**Selected extract**

-=-=-=-=-

CBSE Important Questions Class 12 Business Studies Chapter 9 Financial Management

Financial management is the process of procuring and using business finance in a way that reduces cost, controls risk and improves returns.
CBSE Important Questions Class 12 Business Studies Chapter 9 help students practise Financial Management through objective, short-answer and case-based questions.

CBSE Important Questions Class 12 Business Studies Chapter 9 help students revise how companies arrange funds, invest them and decide dividend payouts. Financial Management is one of the most concept-heavy chapters because it includes investment decision, financing decision, dividend decision, capital structure, fixed capital and working capital. In the 2026-27 CBSE paper, students may get MCQs on formulas, short answers on financial planning and case questions based on debt, RoI, working capital or dividend policy. This chapter should be revised with exact NCERT terms because trading on equity, financial risk and capital budgeting are closely connected.

Key Takeaways

  • Financial Management: It focuses on optimal procurement and effective use of funds.
  • Financial Decisions: Investment, financing and dividend decisions are the three broad decisions.
  • Capital Structure: It shows the mix between owners’ funds and borrowed funds.
  • Working Capital: Net working capital is the excess of current assets over current liabilities.

-=-=-=-=-

**Information given**
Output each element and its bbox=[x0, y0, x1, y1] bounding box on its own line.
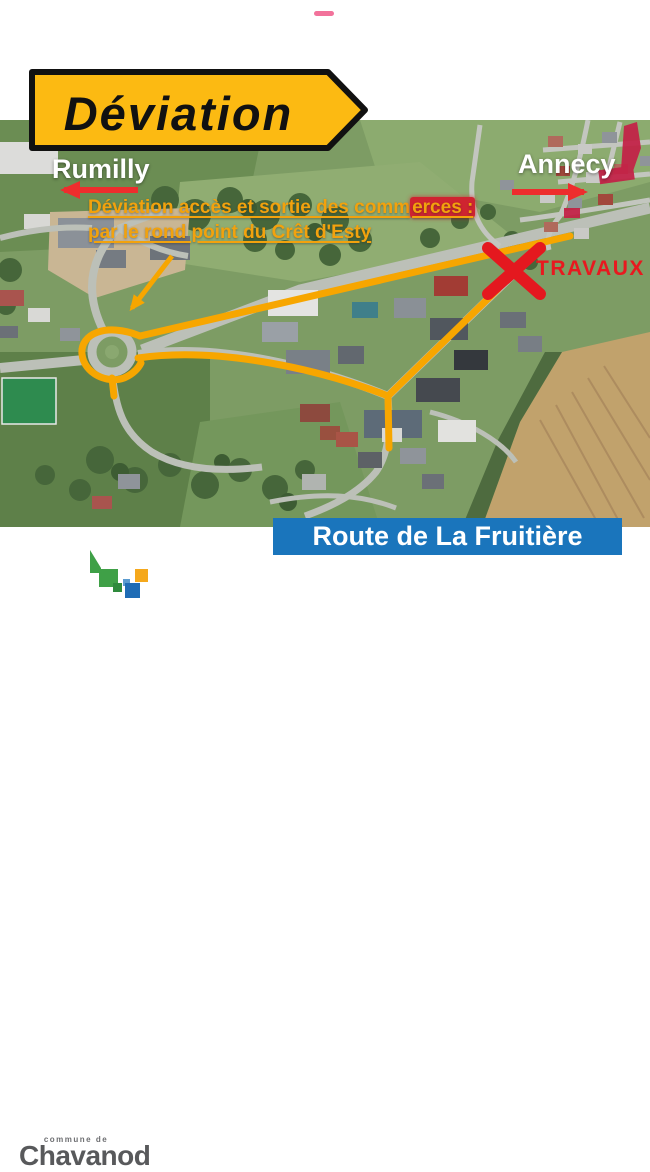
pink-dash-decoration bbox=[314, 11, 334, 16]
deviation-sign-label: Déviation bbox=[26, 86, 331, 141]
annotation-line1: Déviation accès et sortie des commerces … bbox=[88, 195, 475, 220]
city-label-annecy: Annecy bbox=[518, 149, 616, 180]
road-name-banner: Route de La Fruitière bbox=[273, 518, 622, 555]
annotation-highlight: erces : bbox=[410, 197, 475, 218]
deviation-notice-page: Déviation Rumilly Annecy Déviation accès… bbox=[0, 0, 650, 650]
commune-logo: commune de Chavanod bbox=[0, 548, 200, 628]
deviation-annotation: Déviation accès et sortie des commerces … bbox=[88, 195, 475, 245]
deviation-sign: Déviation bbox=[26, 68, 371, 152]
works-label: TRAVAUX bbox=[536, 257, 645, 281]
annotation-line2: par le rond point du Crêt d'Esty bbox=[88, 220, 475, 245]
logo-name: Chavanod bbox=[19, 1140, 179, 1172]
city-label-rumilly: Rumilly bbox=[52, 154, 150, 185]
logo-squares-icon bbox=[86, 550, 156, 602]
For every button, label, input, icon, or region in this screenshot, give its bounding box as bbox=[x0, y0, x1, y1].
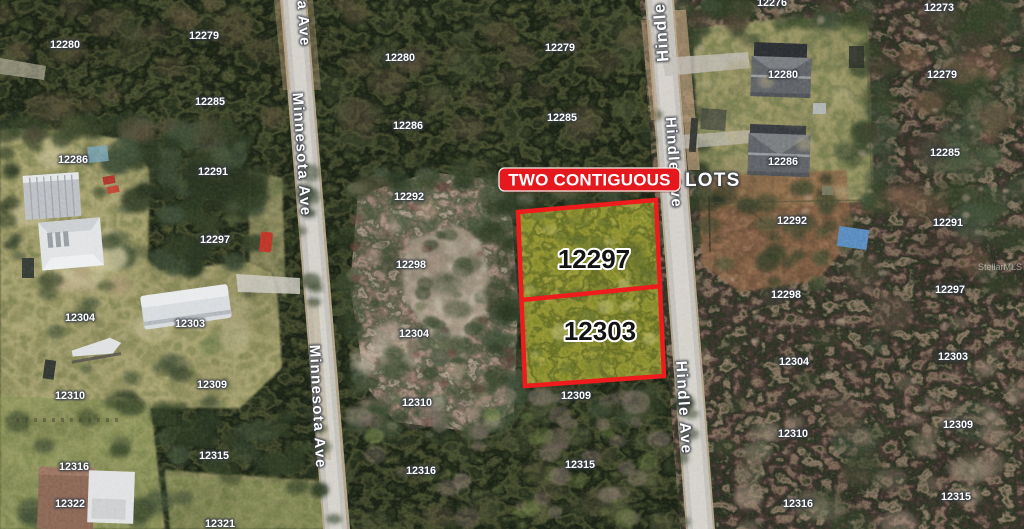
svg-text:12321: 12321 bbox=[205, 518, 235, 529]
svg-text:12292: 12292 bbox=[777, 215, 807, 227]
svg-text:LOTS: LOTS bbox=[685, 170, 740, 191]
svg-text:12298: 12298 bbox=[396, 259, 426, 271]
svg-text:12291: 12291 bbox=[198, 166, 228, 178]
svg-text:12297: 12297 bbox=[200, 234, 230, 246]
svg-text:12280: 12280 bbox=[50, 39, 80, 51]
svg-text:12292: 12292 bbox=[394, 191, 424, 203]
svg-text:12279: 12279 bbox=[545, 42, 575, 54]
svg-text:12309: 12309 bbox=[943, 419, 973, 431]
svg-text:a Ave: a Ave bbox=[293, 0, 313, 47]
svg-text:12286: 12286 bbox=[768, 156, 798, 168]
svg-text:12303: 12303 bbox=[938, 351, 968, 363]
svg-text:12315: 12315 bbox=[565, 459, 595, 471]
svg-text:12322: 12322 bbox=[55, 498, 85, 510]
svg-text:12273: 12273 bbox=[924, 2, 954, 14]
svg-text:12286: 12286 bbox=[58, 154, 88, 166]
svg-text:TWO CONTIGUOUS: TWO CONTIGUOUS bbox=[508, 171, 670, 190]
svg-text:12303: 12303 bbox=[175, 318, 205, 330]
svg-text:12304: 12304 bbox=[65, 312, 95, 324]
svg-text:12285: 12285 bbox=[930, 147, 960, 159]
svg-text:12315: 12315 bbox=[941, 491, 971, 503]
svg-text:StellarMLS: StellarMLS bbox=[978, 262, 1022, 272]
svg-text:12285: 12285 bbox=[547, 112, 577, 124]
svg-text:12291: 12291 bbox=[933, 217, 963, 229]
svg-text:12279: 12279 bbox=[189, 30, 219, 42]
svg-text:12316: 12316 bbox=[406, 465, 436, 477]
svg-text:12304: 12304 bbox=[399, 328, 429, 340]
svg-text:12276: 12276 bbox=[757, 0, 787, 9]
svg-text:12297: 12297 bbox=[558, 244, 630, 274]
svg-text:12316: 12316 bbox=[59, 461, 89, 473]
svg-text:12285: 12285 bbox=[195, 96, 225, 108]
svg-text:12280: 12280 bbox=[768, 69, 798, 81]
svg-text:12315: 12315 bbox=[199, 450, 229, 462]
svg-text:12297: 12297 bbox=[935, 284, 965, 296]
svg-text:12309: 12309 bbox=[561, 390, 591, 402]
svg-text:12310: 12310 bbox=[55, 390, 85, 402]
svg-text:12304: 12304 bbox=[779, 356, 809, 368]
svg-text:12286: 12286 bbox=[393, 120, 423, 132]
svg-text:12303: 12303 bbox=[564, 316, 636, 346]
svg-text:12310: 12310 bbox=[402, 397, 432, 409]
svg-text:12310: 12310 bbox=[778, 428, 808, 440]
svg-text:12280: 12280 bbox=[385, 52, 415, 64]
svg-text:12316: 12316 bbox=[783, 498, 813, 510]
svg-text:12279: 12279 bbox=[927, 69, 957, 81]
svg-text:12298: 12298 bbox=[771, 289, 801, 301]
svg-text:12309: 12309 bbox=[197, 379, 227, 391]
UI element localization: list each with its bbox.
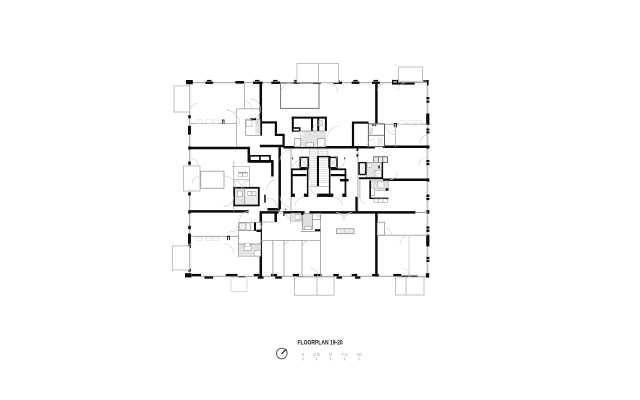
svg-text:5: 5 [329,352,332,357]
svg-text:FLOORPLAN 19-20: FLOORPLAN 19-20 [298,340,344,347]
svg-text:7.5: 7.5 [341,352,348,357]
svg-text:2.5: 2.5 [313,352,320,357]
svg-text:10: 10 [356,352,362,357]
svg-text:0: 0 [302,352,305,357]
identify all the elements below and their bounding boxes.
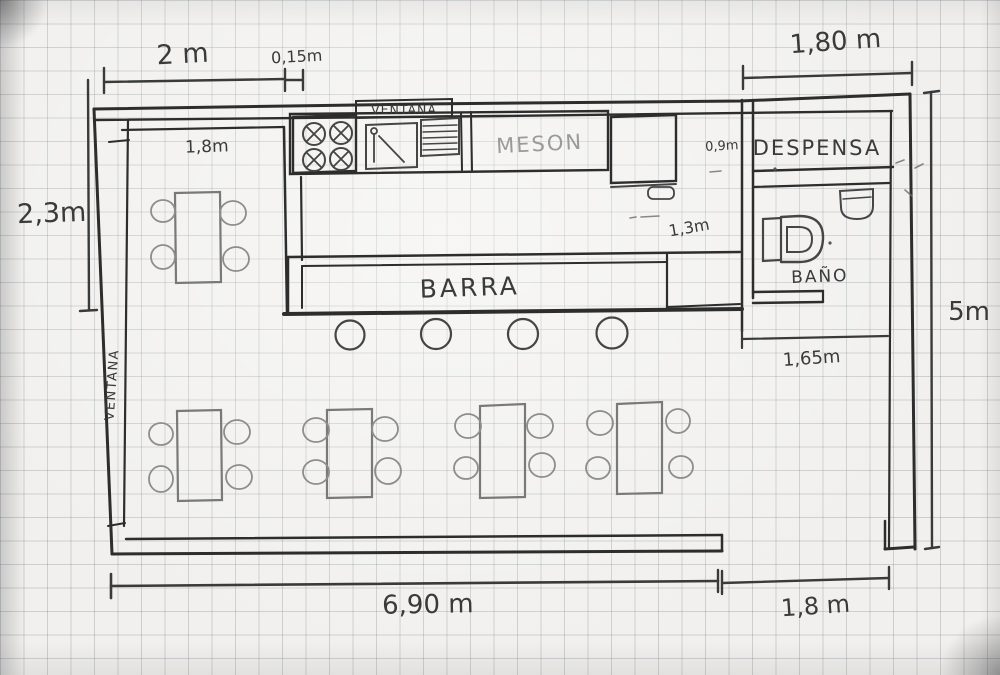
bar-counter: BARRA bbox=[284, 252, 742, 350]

-=-=-=-=-

**Work to complete**
Copy the Financial Management chapter text word for word, everything from "Key Takeaways" down to "three broad decisions.".

**Response to this exercise**
Key Takeaways

  • Financial Management: It focuses on optimal procurement and effective use of funds.
  • Financial Decisions: Investment, financing and dividend decisions are the three broad decisions.